-------- PROVIDED MATERIAL --------

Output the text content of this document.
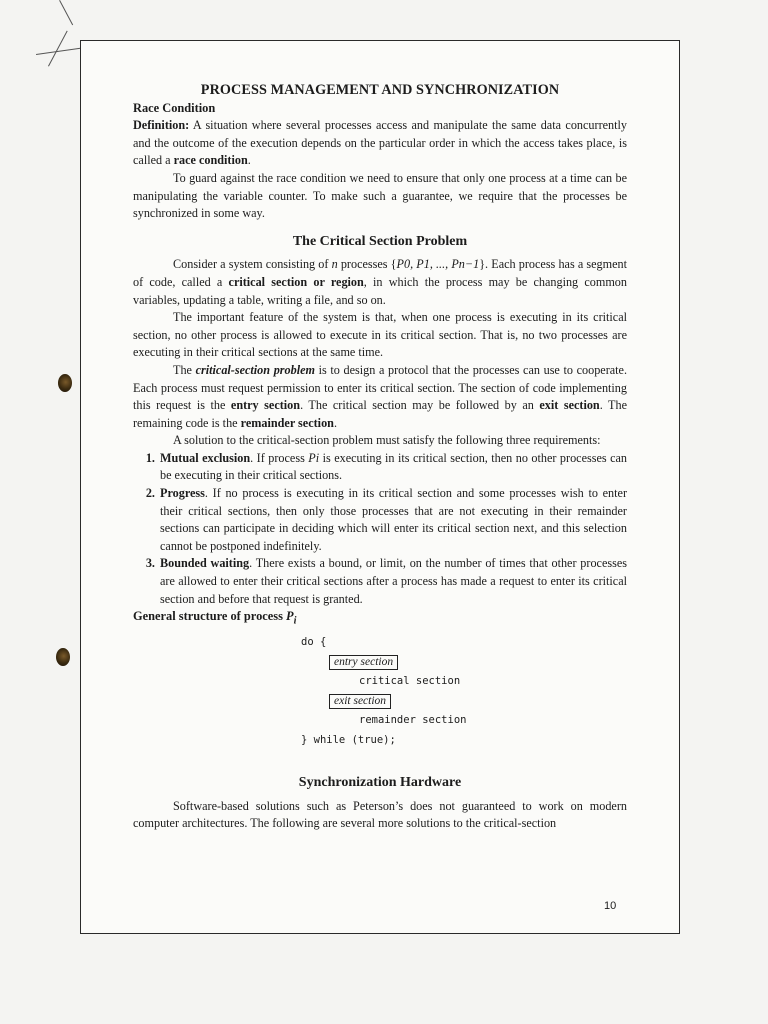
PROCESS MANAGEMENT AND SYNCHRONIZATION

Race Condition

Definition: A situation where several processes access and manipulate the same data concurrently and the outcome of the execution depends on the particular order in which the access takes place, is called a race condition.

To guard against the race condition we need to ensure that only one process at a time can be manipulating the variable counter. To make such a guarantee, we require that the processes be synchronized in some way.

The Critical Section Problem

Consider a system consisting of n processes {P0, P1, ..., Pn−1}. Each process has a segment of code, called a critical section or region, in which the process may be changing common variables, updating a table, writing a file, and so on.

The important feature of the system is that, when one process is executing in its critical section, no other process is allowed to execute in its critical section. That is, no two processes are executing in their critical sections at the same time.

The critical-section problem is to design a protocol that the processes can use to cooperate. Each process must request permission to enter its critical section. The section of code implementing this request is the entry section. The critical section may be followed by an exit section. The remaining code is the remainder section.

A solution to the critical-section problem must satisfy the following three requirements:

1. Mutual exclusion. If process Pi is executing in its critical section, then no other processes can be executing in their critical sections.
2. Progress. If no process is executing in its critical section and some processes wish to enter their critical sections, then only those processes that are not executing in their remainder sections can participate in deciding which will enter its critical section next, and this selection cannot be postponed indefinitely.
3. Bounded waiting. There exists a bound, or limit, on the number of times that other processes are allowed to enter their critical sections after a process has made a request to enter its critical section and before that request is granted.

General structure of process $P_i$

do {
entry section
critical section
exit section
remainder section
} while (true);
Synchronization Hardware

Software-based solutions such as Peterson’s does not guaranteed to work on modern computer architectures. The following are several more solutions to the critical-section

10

--------
-------- PROVIDED MATERIAL --------

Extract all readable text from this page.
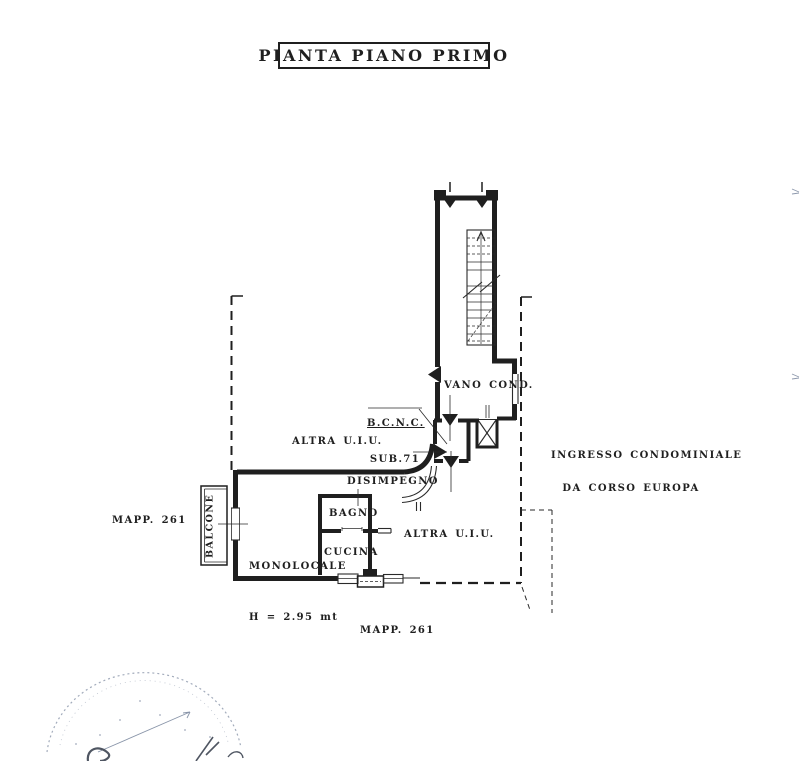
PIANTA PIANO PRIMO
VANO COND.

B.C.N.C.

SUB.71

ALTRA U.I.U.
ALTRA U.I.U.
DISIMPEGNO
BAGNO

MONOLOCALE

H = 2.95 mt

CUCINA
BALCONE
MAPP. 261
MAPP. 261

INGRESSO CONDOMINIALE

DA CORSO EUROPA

--------

Search the entries for the word "only", then list each line that holds it.

To guard against the race condition we need to ensure that only one process at a time can be manipulating the variable counter. To make such a guarantee, we require that the processes be synchronized in some way.
2. Progress. If no process is executing in its critical section and some processes wish to enter their critical sections, then only those processes that are not executing in their remainder sections can participate in deciding which will enter its critical section next, and this selection cannot be postponed indefinitely.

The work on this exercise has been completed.